_Data supplied_
=======

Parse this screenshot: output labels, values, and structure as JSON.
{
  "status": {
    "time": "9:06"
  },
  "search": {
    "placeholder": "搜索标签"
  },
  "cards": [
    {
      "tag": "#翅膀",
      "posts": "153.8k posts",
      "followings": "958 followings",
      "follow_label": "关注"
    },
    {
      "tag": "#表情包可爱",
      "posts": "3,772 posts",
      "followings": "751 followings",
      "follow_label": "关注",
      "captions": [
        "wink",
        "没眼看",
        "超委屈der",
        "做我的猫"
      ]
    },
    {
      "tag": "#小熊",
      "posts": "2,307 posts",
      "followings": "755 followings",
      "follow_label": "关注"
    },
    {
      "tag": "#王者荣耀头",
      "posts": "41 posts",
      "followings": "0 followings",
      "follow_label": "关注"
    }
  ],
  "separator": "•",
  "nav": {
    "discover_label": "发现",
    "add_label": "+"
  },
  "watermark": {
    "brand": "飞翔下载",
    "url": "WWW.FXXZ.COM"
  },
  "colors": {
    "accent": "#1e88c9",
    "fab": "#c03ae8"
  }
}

=======

_Your instructions_
Reply with the number of lines in the preceding entries that contain "posts", and no other words.

_Exercise answer_
4